# DIRECTIONS FOR THIS TASK:
Show all lines holding the string "into".

# WORKING DATA:
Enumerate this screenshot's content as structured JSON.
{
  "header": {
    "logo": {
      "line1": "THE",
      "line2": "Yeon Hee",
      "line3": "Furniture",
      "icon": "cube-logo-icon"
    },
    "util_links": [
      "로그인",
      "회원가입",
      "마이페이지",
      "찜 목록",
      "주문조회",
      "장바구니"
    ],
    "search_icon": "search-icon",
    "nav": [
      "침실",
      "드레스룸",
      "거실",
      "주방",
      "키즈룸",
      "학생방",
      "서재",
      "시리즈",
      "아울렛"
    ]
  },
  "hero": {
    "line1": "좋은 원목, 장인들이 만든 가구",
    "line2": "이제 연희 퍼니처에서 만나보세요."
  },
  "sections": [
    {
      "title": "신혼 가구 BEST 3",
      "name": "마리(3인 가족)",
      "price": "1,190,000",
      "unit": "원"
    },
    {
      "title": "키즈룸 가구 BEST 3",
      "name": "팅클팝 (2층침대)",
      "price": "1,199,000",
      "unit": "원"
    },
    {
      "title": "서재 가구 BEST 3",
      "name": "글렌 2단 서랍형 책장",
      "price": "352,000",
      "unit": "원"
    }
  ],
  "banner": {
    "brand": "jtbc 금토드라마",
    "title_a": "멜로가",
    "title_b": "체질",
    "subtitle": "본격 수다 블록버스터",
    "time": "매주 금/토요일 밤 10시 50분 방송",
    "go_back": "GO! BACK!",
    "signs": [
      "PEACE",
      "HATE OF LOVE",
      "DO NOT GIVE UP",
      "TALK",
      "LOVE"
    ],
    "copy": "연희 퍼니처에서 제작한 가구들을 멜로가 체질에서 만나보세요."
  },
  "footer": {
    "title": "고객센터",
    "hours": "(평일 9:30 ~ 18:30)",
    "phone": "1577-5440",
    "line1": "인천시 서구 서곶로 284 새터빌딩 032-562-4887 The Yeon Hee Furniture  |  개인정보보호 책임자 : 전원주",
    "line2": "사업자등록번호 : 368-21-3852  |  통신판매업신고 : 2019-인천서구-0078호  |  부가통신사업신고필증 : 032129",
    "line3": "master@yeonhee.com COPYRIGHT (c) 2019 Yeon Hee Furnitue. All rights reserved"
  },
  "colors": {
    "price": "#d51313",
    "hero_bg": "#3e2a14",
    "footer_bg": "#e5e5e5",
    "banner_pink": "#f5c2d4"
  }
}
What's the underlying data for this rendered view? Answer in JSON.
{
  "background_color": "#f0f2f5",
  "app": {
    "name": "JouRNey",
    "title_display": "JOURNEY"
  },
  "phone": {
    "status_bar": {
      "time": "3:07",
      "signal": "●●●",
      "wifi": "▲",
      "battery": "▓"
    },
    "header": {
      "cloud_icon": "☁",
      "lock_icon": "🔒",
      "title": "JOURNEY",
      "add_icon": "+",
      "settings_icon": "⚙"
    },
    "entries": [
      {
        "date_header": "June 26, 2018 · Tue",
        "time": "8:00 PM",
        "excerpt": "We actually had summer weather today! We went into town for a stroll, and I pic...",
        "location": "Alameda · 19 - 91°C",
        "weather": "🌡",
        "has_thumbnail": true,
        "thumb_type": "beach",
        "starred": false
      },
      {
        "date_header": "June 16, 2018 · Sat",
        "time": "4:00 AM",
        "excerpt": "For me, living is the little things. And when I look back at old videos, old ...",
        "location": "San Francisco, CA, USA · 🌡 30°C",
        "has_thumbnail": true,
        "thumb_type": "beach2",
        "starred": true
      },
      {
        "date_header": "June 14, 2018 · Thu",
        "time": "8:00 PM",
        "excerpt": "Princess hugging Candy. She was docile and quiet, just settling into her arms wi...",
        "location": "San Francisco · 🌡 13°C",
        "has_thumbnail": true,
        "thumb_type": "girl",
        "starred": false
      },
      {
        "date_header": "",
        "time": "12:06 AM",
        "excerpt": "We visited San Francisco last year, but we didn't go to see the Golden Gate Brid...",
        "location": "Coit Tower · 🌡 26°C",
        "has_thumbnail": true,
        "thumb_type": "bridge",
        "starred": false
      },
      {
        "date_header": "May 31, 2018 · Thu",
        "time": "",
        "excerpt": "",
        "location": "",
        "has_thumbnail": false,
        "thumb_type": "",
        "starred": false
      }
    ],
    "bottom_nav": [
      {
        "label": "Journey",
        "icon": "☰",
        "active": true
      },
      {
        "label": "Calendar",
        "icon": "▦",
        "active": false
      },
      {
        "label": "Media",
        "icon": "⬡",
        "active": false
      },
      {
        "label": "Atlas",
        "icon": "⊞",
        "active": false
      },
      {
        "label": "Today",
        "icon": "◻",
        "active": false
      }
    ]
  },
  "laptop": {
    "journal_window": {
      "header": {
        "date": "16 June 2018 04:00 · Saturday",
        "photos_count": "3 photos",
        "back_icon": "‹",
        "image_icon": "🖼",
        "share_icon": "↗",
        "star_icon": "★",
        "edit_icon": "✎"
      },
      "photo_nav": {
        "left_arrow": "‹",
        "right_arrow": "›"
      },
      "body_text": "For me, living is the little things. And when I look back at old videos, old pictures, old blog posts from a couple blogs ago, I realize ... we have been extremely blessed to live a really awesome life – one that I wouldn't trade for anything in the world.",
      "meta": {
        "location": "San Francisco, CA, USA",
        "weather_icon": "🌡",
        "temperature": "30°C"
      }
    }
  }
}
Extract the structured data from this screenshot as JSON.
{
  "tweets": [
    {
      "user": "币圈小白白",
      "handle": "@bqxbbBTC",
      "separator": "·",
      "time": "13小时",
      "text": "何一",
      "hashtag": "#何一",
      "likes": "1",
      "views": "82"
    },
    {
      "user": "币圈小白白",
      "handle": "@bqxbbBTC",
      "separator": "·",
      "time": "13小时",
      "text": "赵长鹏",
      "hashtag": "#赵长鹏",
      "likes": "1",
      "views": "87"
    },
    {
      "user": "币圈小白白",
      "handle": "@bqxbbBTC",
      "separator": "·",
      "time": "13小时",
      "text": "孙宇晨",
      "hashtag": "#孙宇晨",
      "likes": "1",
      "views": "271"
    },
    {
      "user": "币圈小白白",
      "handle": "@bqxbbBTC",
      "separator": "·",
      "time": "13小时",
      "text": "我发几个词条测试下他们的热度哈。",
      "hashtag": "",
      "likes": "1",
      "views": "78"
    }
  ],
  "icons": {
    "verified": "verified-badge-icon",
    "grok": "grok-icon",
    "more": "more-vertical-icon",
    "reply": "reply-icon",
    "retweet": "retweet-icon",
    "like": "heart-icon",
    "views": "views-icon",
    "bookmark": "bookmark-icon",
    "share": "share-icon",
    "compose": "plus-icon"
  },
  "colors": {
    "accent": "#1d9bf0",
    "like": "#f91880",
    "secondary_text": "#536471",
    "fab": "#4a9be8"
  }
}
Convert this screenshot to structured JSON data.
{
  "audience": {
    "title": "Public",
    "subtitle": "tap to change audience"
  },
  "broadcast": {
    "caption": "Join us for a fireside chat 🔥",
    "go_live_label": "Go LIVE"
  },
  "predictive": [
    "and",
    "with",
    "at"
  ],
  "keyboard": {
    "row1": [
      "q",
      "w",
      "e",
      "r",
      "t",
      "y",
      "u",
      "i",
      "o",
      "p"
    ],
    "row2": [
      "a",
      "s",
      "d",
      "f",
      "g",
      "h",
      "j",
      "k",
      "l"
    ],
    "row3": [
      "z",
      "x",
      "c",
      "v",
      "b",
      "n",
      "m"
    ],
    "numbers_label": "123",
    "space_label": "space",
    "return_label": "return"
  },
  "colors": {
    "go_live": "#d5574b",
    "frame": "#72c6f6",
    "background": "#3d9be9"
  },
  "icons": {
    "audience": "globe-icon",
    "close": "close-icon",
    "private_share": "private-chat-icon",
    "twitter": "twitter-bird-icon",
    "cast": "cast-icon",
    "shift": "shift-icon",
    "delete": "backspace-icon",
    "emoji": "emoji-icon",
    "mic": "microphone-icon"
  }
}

# CORRECT ANSWER:
        "excerpt": "We actually had summer weather today! We went into town for a stroll, and I pic...",
        "excerpt": "Princess hugging Candy. She was docile and quiet, just settling into her arms wi...",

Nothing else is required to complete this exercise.